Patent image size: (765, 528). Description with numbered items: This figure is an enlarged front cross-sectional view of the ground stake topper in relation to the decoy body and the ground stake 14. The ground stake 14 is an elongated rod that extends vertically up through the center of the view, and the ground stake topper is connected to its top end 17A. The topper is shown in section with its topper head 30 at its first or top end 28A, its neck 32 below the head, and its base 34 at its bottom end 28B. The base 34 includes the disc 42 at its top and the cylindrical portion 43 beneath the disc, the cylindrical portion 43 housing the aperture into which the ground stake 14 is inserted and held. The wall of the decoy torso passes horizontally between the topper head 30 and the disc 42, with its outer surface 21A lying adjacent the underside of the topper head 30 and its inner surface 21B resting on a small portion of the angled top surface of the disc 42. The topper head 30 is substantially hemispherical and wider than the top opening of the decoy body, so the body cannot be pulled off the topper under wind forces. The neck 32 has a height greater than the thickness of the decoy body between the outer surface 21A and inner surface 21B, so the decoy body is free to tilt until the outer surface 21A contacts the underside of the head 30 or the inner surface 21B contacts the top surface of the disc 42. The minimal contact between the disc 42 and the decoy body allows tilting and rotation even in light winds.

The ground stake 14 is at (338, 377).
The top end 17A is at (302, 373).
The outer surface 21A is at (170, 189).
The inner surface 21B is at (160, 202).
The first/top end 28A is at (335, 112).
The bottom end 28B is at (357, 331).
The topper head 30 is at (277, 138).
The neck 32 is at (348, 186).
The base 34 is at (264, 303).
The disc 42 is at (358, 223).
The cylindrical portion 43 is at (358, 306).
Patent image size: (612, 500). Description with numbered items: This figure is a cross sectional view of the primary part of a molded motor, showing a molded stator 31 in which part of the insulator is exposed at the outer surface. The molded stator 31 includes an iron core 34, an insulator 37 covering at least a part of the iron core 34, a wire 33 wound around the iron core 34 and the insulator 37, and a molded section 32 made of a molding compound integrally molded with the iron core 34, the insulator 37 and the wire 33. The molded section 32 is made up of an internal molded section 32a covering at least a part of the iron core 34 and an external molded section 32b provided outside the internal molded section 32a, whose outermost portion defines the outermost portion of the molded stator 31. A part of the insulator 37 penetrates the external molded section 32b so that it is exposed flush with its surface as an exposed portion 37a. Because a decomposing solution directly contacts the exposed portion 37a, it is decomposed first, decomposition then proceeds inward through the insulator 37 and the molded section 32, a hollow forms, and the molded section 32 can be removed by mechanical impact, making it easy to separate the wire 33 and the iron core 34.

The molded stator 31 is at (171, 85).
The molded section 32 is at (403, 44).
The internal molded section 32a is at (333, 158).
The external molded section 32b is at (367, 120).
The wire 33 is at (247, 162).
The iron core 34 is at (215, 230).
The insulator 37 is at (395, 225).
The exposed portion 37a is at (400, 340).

------------------------------

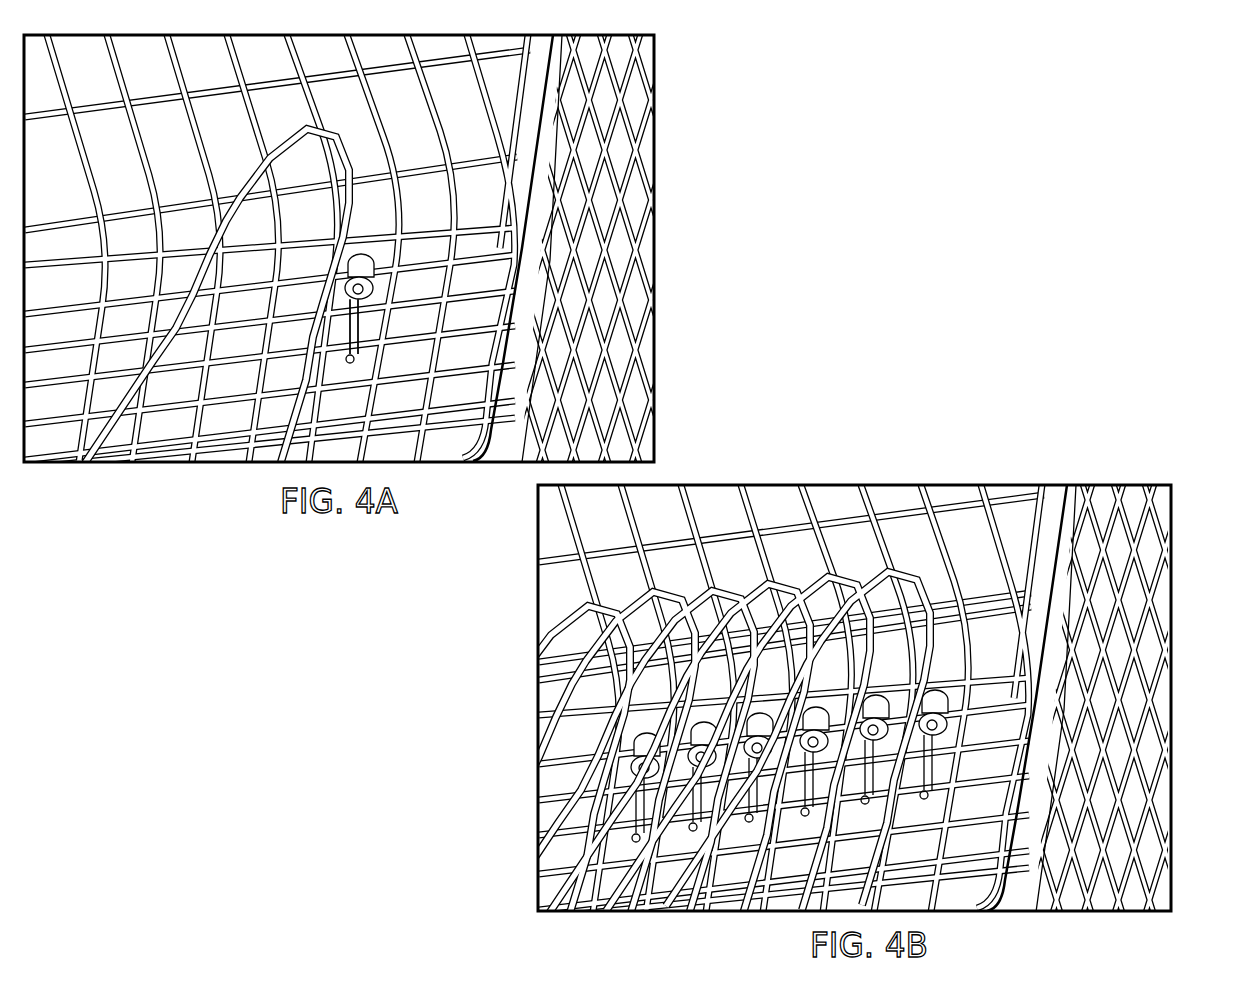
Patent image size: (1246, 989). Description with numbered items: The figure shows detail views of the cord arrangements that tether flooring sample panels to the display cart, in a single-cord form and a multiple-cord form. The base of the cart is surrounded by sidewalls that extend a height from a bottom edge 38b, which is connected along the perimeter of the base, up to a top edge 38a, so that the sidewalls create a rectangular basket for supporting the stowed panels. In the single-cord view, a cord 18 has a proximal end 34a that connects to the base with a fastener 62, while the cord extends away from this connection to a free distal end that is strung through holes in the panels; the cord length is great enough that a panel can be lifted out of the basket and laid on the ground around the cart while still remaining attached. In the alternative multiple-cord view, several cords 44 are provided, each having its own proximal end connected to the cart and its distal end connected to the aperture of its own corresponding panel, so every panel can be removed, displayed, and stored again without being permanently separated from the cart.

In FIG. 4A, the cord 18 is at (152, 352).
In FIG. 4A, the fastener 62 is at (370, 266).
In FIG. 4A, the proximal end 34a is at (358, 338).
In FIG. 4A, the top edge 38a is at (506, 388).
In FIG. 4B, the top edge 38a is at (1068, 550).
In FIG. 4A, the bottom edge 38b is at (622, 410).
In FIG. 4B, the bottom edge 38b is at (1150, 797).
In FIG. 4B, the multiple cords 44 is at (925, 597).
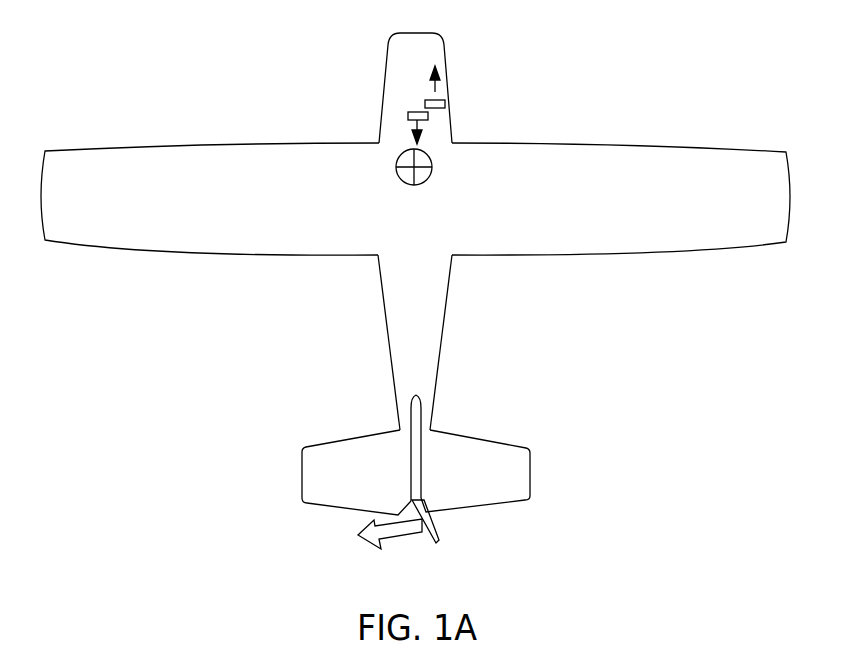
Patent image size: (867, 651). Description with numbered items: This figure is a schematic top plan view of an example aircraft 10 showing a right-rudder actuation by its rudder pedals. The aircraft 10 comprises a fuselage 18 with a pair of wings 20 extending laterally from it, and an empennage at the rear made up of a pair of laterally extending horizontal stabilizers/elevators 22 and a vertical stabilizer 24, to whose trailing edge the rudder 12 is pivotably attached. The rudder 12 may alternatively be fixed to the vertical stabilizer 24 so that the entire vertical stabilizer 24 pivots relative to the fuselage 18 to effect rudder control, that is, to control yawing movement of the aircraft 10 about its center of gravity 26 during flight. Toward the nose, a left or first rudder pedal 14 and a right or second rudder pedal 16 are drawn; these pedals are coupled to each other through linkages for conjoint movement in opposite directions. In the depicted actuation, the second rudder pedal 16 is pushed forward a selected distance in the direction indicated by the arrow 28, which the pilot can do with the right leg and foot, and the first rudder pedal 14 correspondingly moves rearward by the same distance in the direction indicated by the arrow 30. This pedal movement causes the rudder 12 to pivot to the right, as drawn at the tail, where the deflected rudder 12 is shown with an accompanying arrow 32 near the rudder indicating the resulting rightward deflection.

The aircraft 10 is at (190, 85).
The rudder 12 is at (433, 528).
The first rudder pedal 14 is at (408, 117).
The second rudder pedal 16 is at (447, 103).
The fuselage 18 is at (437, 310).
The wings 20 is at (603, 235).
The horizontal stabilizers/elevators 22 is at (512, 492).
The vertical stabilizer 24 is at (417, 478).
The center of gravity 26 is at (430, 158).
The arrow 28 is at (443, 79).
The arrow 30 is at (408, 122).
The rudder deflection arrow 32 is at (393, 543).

------------------------------

* **WRITTEN EXERCISE**:
Revise the records from the line with "Patent image size: (612, 500)." up to and including the line with "The internal molded section 32a is", putting "main part" in place of "primary part" and leaving everything else unchanged. Return only those lines.

* **CORRECT RESPONSE**:
Patent image size: (612, 500). Description with numbered items: This figure is a cross sectional view of the main part of a molded motor, showing a molded stator 31 in which part of the insulator is exposed at the outer surface. The molded stator 31 includes an iron core 34, an insulator 37 covering at least a part of the iron core 34, a wire 33 wound around the iron core 34 and the insulator 37, and a molded section 32 made of a molding compound integrally molded with the iron core 34, the insulator 37 and the wire 33. The molded section 32 is made up of an internal molded section 32a covering at least a part of the iron core 34 and an external molded section 32b provided outside the internal molded section 32a, whose outermost portion defines the outermost portion of the molded stator 31. A part of the insulator 37 penetrates the external molded section 32b so that it is exposed flush with its surface as an exposed portion 37a. Because a decomposing solution directly contacts the exposed portion 37a, it is decomposed first, decomposition then proceeds inward through the insulator 37 and the molded section 32, a hollow forms, and the molded section 32 can be removed by mechanical impact, making it easy to separate the wire 33 and the iron core 34.

The molded stator 31 is at (171, 85).
The molded section 32 is at (403, 44).
The internal molded section 32a is at (333, 158).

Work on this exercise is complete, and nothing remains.